[Dataset entries]
[Begin]
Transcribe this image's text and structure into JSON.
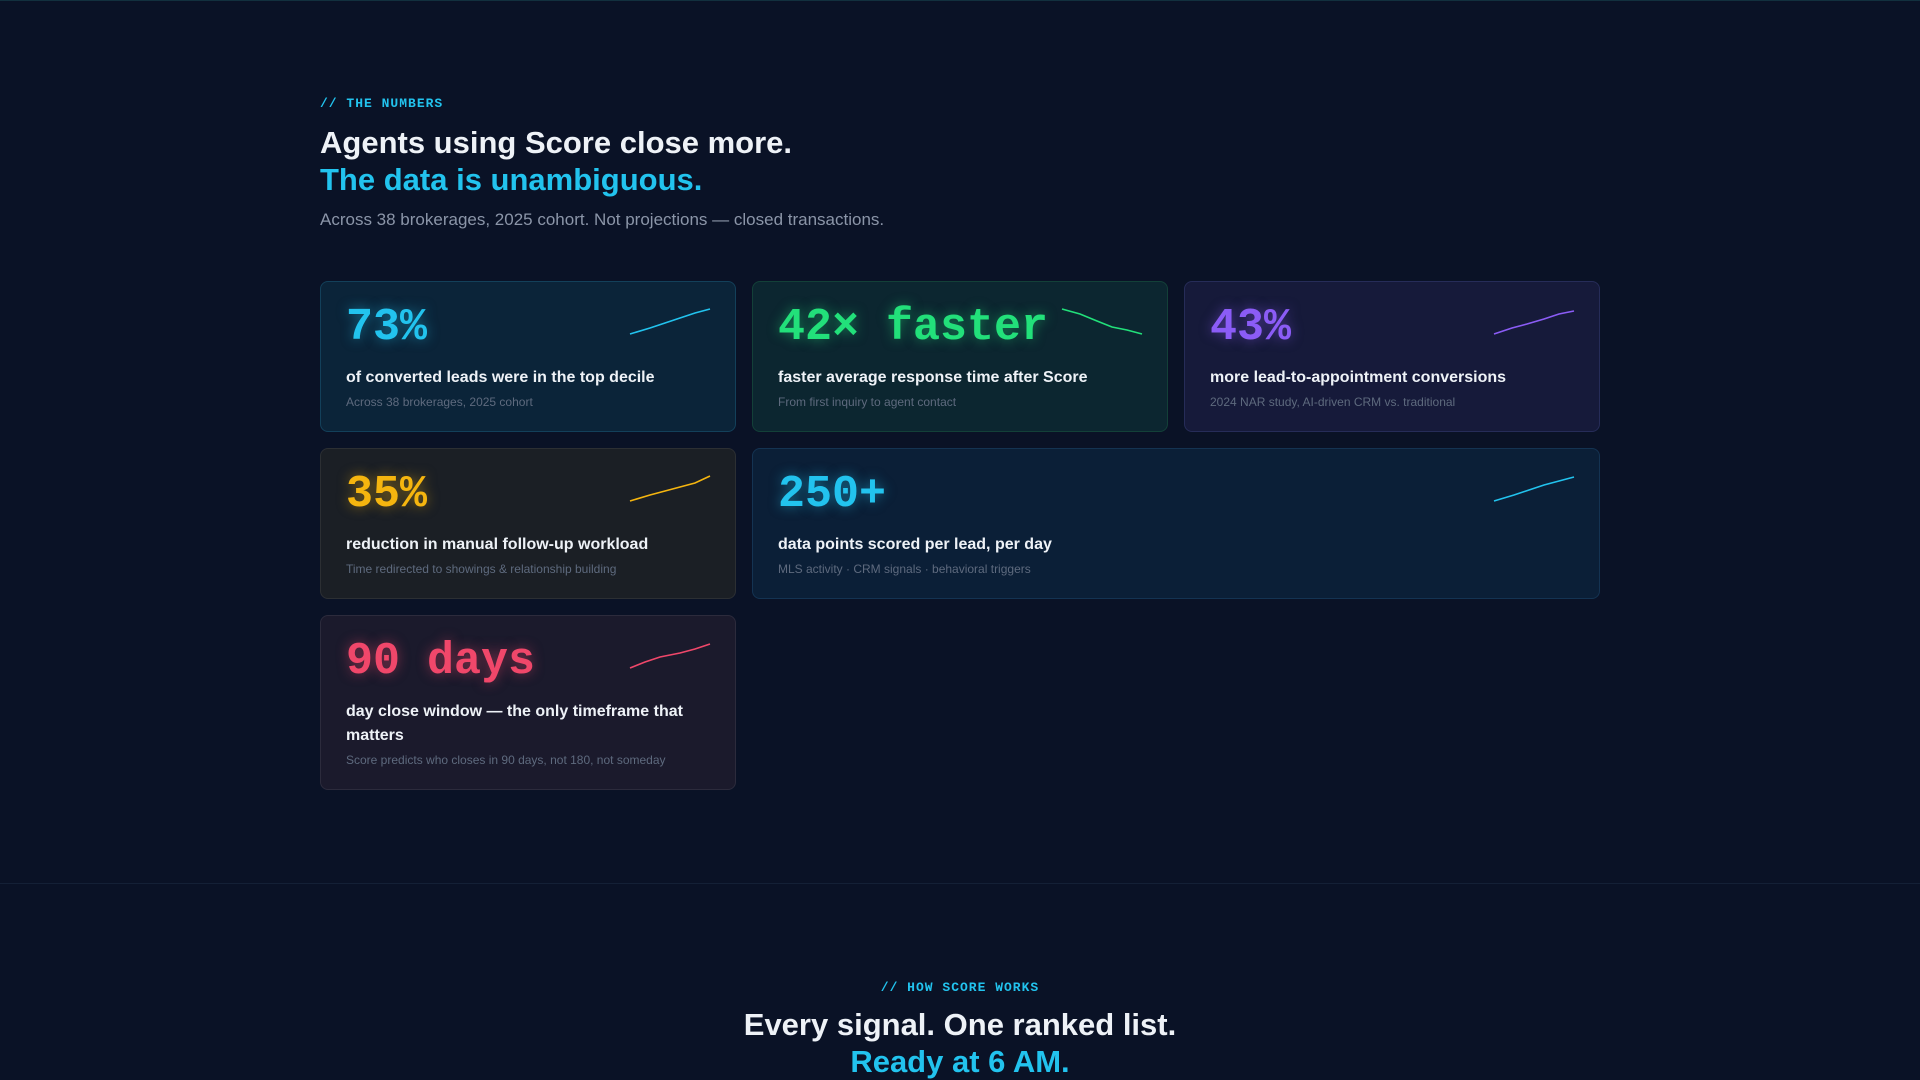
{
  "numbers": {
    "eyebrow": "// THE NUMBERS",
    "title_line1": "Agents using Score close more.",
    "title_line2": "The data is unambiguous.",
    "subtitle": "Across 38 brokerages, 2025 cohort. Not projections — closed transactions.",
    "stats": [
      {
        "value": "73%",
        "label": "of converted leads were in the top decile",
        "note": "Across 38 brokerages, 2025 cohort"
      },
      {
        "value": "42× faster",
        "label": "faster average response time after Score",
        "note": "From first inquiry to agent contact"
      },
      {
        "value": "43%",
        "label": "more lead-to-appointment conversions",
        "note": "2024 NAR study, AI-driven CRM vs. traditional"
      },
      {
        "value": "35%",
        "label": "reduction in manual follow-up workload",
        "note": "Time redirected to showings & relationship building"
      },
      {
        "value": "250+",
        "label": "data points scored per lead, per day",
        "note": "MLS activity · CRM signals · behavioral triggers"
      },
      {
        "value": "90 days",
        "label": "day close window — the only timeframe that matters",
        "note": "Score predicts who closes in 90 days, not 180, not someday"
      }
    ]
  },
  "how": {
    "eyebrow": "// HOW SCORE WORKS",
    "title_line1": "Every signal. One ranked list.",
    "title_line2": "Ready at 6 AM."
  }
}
[End]
▶ [GIVEN INSTRUCTION] Go over the data above and copy every line that has the word "days" in it.

▶ [SOLUTION BELOW]
        "value": "90 days",
        "note": "Score predicts who closes in 90 days, not 180, not someday"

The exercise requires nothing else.